Look through the data and write out every line with the word "JSON" in it.

-------- Items

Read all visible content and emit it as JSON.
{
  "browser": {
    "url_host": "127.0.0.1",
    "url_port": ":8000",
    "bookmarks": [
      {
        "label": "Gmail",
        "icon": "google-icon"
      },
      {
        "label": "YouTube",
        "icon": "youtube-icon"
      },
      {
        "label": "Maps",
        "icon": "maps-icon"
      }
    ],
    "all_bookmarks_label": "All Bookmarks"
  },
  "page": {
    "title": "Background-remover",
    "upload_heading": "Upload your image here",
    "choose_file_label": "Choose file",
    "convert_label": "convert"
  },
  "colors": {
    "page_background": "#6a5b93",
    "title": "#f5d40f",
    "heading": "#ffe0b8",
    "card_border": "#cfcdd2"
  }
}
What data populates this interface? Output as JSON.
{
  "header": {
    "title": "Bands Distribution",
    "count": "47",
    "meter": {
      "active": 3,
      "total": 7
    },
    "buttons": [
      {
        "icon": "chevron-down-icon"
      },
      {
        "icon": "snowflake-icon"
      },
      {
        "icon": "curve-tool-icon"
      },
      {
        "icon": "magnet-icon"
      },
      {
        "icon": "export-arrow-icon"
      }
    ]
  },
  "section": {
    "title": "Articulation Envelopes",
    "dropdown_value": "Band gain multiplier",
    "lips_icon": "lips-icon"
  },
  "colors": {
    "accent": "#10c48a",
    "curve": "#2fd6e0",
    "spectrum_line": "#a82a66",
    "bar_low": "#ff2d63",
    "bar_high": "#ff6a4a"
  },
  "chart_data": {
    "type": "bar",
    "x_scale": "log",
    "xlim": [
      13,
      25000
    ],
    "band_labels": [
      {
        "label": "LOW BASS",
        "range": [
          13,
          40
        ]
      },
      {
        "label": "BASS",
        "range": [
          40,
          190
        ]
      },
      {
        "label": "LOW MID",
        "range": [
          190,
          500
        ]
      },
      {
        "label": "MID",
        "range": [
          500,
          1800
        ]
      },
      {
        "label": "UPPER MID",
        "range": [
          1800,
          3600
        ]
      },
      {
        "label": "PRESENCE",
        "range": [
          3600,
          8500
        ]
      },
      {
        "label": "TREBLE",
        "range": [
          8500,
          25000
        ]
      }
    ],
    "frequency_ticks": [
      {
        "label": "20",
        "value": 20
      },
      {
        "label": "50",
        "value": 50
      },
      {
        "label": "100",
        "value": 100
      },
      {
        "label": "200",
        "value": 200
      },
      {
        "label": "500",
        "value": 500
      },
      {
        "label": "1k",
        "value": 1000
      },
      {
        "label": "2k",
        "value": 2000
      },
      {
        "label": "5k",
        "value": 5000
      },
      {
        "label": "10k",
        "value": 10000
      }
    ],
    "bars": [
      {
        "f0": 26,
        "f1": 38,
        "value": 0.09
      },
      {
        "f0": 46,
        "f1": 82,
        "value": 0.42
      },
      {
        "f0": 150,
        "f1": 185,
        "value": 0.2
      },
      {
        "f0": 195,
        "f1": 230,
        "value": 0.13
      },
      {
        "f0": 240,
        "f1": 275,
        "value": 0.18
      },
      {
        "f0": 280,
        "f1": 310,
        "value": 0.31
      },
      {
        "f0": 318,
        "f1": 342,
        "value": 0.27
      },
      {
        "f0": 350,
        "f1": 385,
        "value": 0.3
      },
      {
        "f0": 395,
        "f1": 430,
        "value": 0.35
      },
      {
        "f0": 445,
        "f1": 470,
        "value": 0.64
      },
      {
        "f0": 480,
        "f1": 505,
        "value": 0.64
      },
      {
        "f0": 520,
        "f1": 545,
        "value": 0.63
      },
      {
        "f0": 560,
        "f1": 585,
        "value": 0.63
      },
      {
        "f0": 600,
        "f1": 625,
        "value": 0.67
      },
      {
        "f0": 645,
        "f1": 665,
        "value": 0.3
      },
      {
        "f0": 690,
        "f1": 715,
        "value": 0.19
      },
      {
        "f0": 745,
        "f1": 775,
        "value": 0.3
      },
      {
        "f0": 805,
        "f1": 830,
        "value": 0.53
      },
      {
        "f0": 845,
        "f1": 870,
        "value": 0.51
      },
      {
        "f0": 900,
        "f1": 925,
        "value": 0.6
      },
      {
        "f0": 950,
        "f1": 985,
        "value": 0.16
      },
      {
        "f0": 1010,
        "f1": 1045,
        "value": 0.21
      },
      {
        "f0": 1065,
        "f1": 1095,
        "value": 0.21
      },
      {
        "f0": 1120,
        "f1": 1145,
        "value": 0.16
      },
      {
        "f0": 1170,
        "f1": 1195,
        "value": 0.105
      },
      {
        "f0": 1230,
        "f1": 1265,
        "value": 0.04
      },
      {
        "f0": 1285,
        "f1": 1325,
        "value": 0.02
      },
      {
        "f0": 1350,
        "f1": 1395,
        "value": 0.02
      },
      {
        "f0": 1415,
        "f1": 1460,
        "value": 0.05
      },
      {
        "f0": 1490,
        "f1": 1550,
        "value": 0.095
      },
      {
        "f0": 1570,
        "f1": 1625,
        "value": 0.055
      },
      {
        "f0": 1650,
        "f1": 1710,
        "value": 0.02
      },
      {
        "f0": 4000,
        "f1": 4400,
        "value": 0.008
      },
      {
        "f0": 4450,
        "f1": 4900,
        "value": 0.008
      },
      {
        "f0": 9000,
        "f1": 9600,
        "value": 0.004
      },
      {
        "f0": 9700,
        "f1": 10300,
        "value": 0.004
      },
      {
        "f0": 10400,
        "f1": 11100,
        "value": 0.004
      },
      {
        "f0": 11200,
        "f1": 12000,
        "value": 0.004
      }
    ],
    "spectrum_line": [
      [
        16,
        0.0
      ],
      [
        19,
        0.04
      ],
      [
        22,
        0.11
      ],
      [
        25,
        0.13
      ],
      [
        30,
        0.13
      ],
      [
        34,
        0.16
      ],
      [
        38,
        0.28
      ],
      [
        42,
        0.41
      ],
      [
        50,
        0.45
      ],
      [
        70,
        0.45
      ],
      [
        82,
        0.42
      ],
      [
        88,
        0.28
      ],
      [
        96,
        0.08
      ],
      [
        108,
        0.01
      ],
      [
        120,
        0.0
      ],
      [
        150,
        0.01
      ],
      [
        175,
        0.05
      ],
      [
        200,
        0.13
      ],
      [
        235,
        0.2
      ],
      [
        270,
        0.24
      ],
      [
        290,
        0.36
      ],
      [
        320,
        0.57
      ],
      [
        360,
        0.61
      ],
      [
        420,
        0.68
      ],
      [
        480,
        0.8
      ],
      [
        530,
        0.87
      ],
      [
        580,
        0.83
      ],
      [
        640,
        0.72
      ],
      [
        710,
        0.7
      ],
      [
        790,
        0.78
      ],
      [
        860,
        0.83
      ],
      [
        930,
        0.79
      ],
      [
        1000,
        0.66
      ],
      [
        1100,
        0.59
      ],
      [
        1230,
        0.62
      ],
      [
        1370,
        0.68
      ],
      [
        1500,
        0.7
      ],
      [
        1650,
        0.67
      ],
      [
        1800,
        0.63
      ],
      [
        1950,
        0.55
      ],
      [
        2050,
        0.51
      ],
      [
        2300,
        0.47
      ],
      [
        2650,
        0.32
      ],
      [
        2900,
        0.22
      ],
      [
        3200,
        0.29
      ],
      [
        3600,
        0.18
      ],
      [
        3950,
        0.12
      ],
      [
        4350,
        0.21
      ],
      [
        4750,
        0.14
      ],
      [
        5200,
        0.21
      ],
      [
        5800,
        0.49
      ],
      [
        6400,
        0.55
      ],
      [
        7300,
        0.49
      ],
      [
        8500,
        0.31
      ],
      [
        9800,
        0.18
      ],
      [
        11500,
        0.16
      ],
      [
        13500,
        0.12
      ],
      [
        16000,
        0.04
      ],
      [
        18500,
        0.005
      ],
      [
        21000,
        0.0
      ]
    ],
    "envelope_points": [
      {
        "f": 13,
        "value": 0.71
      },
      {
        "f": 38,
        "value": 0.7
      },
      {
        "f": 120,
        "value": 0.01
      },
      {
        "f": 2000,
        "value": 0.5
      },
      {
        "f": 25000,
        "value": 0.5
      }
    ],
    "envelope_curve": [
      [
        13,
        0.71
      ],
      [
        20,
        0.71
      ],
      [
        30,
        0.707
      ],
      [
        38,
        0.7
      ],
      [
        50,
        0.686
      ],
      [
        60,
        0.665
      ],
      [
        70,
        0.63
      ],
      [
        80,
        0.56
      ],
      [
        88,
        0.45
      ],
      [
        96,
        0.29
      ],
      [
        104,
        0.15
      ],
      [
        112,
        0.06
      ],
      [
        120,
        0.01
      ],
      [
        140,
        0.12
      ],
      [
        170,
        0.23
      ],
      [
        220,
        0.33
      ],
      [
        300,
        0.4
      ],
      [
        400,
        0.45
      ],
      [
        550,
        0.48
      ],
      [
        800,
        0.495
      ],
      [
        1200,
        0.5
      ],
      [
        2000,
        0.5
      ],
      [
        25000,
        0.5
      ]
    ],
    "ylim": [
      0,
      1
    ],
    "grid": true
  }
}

----------------

§ **Exercise answer**
Read all visible content and emit it as JSON.
What data populates this interface? Output as JSON.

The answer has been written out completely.